▶ [Problems]:
**1.** Return the entries character for character, from the first one down to and including the line that contains "I need the location".
**2.** Resume the accounting policies note from the point where it stops.

▶ [Document]:

^^^^^^^^^^^^^^^^

NOTE 2     ACCOUNTING POLICIES

Accounting Estimates

The preparation of the Company's consolidated financial statements in conformity with accounting principles generally accepted in the United States of America requires management to make estimates and assumptions that affect the reported amounts of assets and liabilities and disclosures of contingent assets and liabilities at the date of the financial statements and the reported amounts of revenues and expenses during the reporting periods. Actual results could differ from those estimates and assumptions.

Basis of Presentation

The accompanying consolidated financial statements include the accounts of Forward Industries, Inc. ("Forward") and its wholly owned subsidiaries (together with Forward, the "Company"). All significant intercompany transactions and balances have been eliminated in consolidation.

Cash and Cash Equivalents

Cash and cash equivalents consist primarily of cash on deposit and highly liquid money market accounts. The Company minimizes its credit risk associated with cash and cash equivalents by investing in high quality instruments and by periodically evaluating the credit quality of the primary financial institution issuers of such instruments. The Company holds cash and cash equivalents at major financial institutions in the United States, the amounts of which may significantly exceed FDIC insured limits, and in Europe. At June 30, 2011, this amount was approximately $15.3 million. Historically, the Company has not experienced any losses due to such cash concentrations.

^^^^^^^^^^^^^^^^

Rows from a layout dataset
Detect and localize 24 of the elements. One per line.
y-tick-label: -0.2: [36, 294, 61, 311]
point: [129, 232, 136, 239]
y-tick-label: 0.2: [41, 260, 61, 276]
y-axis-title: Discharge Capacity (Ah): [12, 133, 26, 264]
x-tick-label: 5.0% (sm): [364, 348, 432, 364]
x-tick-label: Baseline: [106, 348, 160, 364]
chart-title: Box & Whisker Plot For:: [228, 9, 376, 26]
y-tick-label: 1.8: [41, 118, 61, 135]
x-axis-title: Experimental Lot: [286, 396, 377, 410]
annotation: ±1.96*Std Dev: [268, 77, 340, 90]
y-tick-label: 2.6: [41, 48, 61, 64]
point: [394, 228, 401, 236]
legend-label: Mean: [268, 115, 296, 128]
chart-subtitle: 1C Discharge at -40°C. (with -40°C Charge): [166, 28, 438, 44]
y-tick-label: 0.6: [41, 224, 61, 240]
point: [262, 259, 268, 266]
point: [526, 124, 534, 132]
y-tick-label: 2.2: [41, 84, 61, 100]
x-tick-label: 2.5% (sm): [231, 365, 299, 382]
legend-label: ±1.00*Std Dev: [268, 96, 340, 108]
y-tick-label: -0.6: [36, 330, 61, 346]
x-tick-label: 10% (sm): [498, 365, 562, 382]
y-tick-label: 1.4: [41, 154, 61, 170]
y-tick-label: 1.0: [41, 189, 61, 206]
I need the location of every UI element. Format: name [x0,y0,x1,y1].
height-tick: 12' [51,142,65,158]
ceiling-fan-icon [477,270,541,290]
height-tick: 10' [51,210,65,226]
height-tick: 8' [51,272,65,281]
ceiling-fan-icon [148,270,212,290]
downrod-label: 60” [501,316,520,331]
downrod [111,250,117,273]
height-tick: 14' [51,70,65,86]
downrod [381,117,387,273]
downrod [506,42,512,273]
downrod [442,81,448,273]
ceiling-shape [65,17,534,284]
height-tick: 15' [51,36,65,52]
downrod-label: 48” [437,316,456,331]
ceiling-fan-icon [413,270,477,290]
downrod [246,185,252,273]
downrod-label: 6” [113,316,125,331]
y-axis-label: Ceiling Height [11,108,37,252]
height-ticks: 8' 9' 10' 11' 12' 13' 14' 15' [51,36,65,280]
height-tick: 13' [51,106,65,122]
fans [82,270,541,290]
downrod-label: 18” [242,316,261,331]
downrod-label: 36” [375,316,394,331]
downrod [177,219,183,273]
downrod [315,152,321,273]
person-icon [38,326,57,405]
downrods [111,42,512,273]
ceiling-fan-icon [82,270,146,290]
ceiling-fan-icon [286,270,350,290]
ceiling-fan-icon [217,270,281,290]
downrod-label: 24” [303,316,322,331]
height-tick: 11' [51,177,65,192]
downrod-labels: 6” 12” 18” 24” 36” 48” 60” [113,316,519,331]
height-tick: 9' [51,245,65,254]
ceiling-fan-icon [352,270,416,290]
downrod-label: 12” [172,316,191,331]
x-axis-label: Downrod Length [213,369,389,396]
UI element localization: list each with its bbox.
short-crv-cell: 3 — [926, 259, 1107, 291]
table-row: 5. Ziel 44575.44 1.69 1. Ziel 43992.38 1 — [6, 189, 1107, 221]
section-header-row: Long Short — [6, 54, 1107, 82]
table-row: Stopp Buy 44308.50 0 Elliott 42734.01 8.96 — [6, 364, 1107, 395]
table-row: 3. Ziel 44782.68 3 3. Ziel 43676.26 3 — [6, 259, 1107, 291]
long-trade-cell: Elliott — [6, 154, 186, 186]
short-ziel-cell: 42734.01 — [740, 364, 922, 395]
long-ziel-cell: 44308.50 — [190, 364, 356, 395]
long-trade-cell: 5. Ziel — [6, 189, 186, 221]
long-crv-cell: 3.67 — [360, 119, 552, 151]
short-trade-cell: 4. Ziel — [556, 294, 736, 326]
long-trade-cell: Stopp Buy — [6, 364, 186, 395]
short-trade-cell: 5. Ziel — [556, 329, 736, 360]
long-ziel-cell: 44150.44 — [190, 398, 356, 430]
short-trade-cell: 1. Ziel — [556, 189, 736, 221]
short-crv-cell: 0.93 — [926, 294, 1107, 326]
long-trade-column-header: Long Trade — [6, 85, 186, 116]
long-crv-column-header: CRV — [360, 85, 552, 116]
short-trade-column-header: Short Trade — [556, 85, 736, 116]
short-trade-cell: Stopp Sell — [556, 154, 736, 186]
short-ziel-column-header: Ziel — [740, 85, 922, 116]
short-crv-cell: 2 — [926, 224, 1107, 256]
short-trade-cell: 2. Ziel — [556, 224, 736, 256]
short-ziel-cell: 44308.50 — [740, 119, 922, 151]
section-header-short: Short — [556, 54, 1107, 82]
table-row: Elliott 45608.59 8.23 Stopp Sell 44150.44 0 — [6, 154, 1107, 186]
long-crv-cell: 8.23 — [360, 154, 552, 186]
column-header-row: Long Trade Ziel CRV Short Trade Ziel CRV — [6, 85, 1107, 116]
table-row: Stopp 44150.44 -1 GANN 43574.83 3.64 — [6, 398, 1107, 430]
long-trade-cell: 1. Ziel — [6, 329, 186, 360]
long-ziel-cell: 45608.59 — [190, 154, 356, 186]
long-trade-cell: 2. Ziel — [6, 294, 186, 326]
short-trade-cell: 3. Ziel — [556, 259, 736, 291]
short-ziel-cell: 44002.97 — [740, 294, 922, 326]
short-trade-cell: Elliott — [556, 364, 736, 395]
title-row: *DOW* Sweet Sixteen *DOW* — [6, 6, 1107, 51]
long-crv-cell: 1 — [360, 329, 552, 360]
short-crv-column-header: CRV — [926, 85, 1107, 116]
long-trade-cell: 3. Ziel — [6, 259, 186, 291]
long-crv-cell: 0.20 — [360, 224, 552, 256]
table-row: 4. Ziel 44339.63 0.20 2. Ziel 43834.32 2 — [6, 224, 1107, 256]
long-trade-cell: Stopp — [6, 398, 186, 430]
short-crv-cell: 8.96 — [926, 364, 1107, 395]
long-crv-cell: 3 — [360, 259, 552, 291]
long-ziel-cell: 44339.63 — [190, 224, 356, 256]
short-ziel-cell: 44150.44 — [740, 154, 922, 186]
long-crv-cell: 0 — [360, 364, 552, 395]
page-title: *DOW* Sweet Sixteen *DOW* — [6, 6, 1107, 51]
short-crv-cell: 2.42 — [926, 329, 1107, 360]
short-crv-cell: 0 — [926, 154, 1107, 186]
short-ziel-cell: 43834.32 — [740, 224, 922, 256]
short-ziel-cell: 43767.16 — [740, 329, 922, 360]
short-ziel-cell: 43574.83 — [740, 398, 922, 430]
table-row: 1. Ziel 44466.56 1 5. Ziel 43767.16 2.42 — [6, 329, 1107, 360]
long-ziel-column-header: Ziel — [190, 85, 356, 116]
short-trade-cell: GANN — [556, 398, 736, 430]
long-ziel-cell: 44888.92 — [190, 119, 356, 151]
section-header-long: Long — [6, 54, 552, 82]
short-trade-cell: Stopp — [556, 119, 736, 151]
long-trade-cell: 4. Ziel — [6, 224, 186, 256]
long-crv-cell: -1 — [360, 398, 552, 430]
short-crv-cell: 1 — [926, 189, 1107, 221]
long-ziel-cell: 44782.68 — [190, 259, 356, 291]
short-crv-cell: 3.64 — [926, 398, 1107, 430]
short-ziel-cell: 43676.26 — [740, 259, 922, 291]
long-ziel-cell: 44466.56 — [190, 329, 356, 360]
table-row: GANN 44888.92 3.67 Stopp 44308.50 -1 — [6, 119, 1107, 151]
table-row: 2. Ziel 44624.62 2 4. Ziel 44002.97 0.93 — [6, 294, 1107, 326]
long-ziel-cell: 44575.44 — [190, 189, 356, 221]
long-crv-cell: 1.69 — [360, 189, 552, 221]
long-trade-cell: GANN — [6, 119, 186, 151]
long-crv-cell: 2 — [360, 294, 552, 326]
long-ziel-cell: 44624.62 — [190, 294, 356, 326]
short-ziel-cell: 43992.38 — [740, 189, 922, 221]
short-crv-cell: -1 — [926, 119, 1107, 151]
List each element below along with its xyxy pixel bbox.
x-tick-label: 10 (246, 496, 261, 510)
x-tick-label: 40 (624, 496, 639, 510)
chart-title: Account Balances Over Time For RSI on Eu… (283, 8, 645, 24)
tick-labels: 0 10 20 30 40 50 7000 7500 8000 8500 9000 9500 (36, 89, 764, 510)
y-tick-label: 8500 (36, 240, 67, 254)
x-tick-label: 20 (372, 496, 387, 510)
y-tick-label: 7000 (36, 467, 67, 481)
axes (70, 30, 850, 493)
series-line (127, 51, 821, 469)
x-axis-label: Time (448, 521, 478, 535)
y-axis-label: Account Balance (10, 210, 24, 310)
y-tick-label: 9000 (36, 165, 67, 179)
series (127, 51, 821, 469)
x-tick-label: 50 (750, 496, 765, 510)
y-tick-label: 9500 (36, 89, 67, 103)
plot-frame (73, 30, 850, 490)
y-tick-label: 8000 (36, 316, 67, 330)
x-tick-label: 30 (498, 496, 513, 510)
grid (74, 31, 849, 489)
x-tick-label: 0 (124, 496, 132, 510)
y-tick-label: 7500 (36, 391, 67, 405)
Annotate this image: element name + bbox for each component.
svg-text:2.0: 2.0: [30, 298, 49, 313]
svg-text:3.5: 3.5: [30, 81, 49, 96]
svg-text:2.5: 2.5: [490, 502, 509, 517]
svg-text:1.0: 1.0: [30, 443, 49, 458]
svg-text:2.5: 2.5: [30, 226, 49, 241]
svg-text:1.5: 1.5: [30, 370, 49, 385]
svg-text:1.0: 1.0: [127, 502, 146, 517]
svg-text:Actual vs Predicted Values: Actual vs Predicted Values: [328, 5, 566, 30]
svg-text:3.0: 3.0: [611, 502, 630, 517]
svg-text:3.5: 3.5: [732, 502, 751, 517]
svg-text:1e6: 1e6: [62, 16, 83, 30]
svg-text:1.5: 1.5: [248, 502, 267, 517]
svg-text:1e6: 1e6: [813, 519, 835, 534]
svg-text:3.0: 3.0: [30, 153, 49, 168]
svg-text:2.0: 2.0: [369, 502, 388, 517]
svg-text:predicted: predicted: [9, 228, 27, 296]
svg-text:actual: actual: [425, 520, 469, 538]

^^^^^^^^^^^^^^^^

▶ [Results]:
**1.**
Detect and localize 24 of the elements. One per line.
y-tick-label: -0.2: [36, 294, 61, 311]
point: [129, 232, 136, 239]
y-tick-label: 0.2: [41, 260, 61, 276]
y-axis-title: Discharge Capacity (Ah): [12, 133, 26, 264]
x-tick-label: 5.0% (sm): [364, 348, 432, 364]
x-tick-label: Baseline: [106, 348, 160, 364]
chart-title: Box & Whisker Plot For:: [228, 9, 376, 26]
y-tick-label: 1.8: [41, 118, 61, 135]
x-axis-title: Experimental Lot: [286, 396, 377, 410]
annotation: ±1.96*Std Dev: [268, 77, 340, 90]
y-tick-label: 2.6: [41, 48, 61, 64]
point: [394, 228, 401, 236]
legend-label: Mean: [268, 115, 296, 128]
chart-subtitle: 1C Discharge at -40°C. (with -40°C Charge): [166, 28, 438, 44]
y-tick-label: 0.6: [41, 224, 61, 240]
point: [262, 259, 268, 266]
point: [526, 124, 534, 132]
y-tick-label: 2.2: [41, 84, 61, 100]
x-tick-label: 2.5% (sm): [231, 365, 299, 382]
legend-label: ±1.00*Std Dev: [268, 96, 340, 108]
y-tick-label: -0.6: [36, 330, 61, 346]
x-tick-label: 10% (sm): [498, 365, 562, 382]
y-tick-label: 1.4: [41, 154, 61, 170]
y-tick-label: 1.0: [41, 189, 61, 206]
I need the location of every UI element. Format: name [x0,y0,x1,y1].

**2.**
Accounts Receivable

Accounts receivable consist of unsecured trade accounts with customers or their contract manufacturers. The Company performs periodic credit evaluations of its customers including an evaluation of days outstanding, payment history, recent payment trends, and perceived credit worthiness, and believes that adequate allowances for any uncollectible receivables are maintained. Credit terms to the majority of customers are generally net thirty (30) days to net sixty (60) days; however, the Company typically extends to its largest customers payment terms up to 90 days. The Company has not historically experienced significant credit or collection problems with its OEM customers or their contract manufacturers.  None of these customers or their contract manufacturers is or has been in default to the Company, and payments are generally received from them on a timely basis. Two customers, including their affiliates and contract manufacturers, accounted for approximately 62% and 75% of the Company’s accounts receivable at June 30, 2011 and September 30, 2010, respectively. At June 30, 2011 and September 30, 2010, the allowance for doubtful accounts was approximately $19,000.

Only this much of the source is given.